▶ Exercise
Print the data exactly as it is given, please.

▶ Available records
────────────────────
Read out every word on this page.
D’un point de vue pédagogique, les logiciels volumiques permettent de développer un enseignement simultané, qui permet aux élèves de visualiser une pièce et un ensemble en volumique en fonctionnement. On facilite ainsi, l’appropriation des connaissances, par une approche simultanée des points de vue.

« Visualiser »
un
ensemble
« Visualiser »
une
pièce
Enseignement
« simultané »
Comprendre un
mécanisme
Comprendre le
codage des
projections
────────────────────
▶ Task solution
Read out every word on this page.
D’un point de vue pédagogique, les logiciels volumiques permettent de développer un enseignement simultané, qui permet aux élèves de visualiser une pièce et un ensemble en volumique en fonctionnement. On facilite ainsi, l’appropriation des connaissances, par une approche simultanée des points de vue.

« Visualiser »
un
ensemble
« Visualiser »
une
pièce
Enseignement
« simultané »
Comprendre un
mécanisme
Comprendre le
codage des
projections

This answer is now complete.